** BEGIN DATASET **

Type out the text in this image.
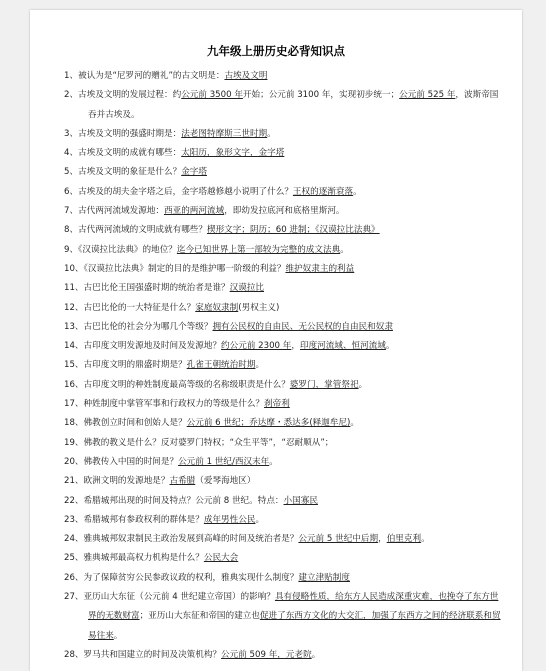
九年级上册历史必背知识点
1、被认为是“尼罗河的赠礼”的古文明是：古埃及文明
2、古埃及文明的发展过程：约公元前 3500 年开始；公元前 3100 年，实现初步统一；公元前 525 年，波斯帝国吞并古埃及。
3、古埃及文明的强盛时期是：法老图特摩斯三世时期。
4、古埃及文明的成就有哪些：太阳历，象形文字，金字塔
5、古埃及文明的象征是什么？金字塔
6、古埃及的胡夫金字塔之后，金字塔越修越小说明了什么？王权的逐渐衰落。
7、古代两河流域发源地：西亚的两河流域，即幼发拉底河和底格里斯河。
8、古代两河流域的文明成就有哪些？楔形文字；阴历；60 进制；《汉谟拉比法典》
9、《汉谟拉比法典》的地位？迄今已知世界上第一部较为完整的成文法典。
10、《汉谟拉比法典》制定的目的是维护哪一阶级的利益？维护奴隶主的利益
11、古巴比伦王国强盛时期的统治者是谁？汉谟拉比
12、古巴比伦的一大特征是什么？家庭奴隶制(男权主义)
13、古巴比伦的社会分为哪几个等级？拥有公民权的自由民、无公民权的自由民和奴隶
14、古印度文明发源地及时间及发源地？约公元前 2300 年，印度河流域、恒河流域。
15、古印度文明的鼎盛时期是？孔雀王朝统治时期。
16、古印度文明的种姓制度最高等级的名称级职责是什么？婆罗门，掌管祭祀。
17、种姓制度中掌管军事和行政权力的等级是什么？刹帝利
18、佛教创立时间和创始人是？公元前 6 世纪；乔达摩・悉达多(释迦牟尼)。
19、佛教的教义是什么？反对婆罗门特权；“众生平等”，“忍耐顺从”；
20、佛教传入中国的时间是？公元前 1 世纪/西汉末年。
21、欧洲文明的发源地是？古希腊（爱琴海地区）
22、希腊城邦出现的时间及特点？公元前 8 世纪。特点：小国寡民
23、希腊城邦有参政权利的群体是？成年男性公民。
24、雅典城邦奴隶制民主政治发展到高峰的时间及统治者是？公元前 5 世纪中后期，伯里克利。
25、雅典城邦最高权力机构是什么？公民大会
26、为了保障贫穷公民参政议政的权利，雅典实现什么制度？建立津贴制度
27、亚历山大东征（公元前 4 世纪建立帝国）的影响？具有侵略性质，给东方人民造成深重灾难，也挽夺了东方世界的无数财富；亚历山大东征和帝国的建立也促进了东西方文化的大交汇，加强了东西方之间的经济联系和贸易往来。
28、罗马共和国建立的时间及决策机构？公元前 509 年，元老院。
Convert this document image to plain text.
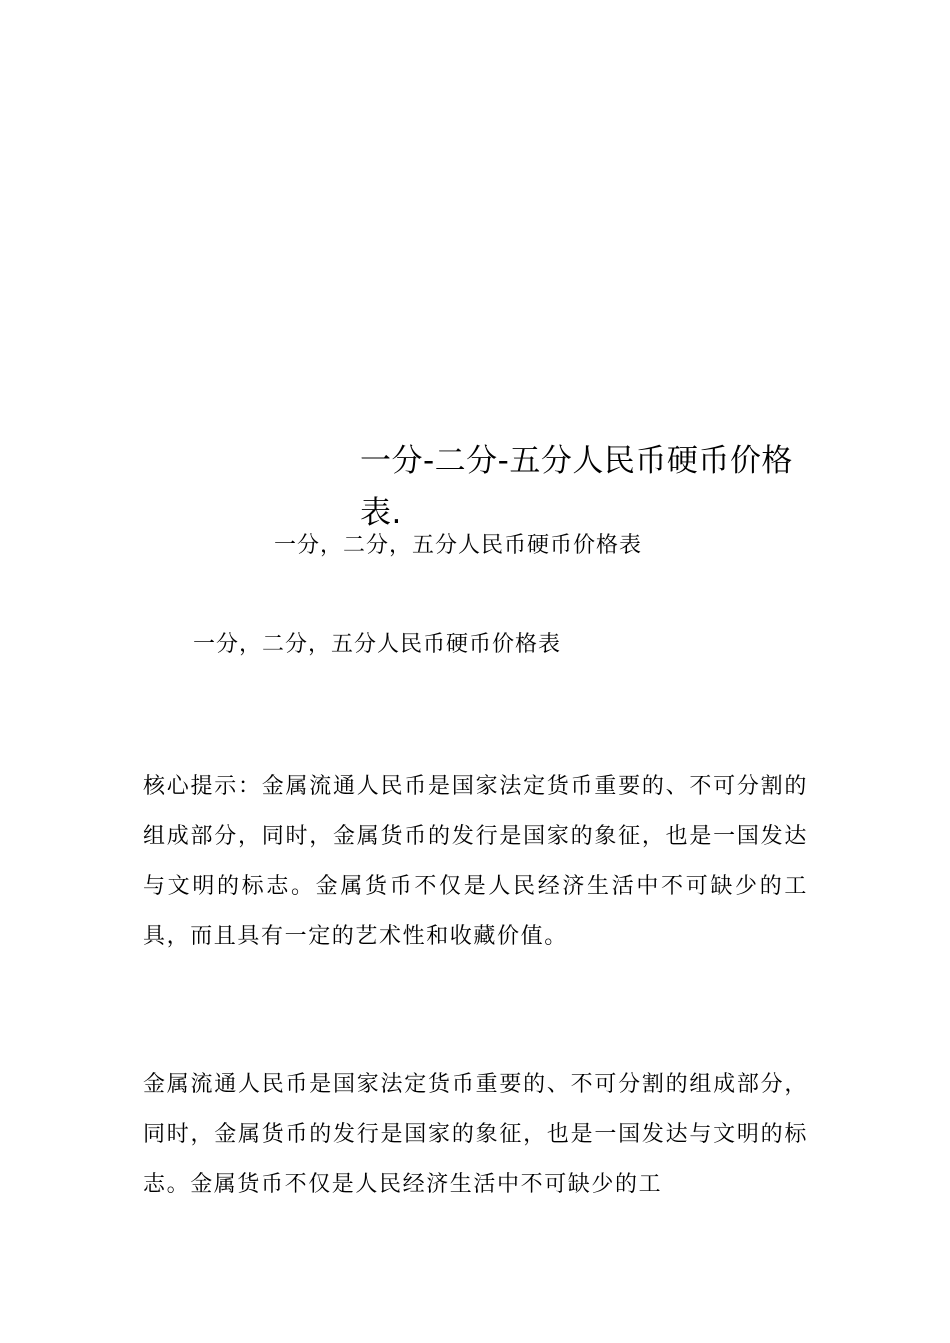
一分-二分-五分人民币硬币价格表.

一分，二分，五分人民币硬币价格表

一分，二分，五分人民币硬币价格表

核心提示：金属流通人民币是国家法定货币重要的、不可分割的组成部分，同时，金属货币的发行是国家的象征，也是一国发达与文明的标志。金属货币不仅是人民经济生活中不可缺少的工具，而且具有一定的艺术性和收藏价值。

金属流通人民币是国家法定货币重要的、不可分割的组成部分，同时，金属货币的发行是国家的象征，也是一国发达与文明的标志。金属货币不仅是人民经济生活中不可缺少的工
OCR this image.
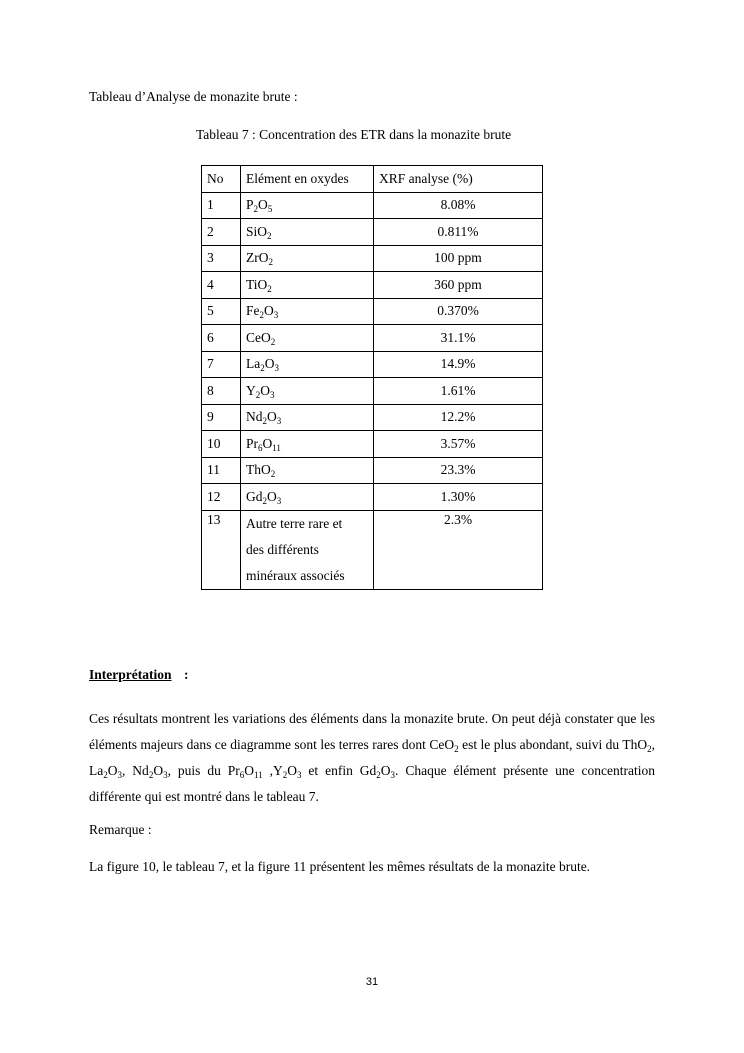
Tableau d’Analyse de monazite brute :
Tableau 7 : Concentration des ETR dans la monazite brute
No	Elément en oxydes	XRF analyse (%)
1	$P_2O_5$	8.08%
2	SiO$_2$	0.811%
3	ZrO$_2$	100 ppm
4	TiO$_2$	360 ppm
5	$Fe_2O_3$	0.370%
6	CeO$_2$	31.1%
7	$La_2O_3$	14.9%
8	$Y_2O_3$	1.61%
9	$Nd_2O_3$	12.2%
10	$Pr_6O_{11}$	3.57%
11	ThO$_2$	23.3%
12	$Gd_2O_3$	1.30%
13	Autre terre rare et
des différents
minéraux associés	2.3%
Interprétation :

Ces résultats montrent les variations des éléments dans la monazite brute. On peut déjà constater que les éléments majeurs dans ce diagramme sont les terres rares dont CeO$_2$ est le plus abondant, suivi du ThO$_2$, $La_2O_3$, $Nd_2O_3$, puis du $Pr_6O_{11}$ $,Y_2O_3$ et enfin $Gd_2O_3$. Chaque élément présente une concentration différente qui est montré dans le tableau 7.

Remarque :
La figure 10, le tableau 7, et la figure 11 présentent les mêmes résultats de la monazite brute.
31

** END DATASET **

- _AIM_: Gather up the lines that contain the word "约公元前".

- _EXERCISE RESPONSE_:
2、古埃及文明的发展过程：约公元前 3500 年开始；公元前 3100 年，实现初步统一；公元前 525 年，波斯帝国吞并古埃及。
14、古印度文明发源地及时间及发源地？约公元前 2300 年，印度河流域、恒河流域。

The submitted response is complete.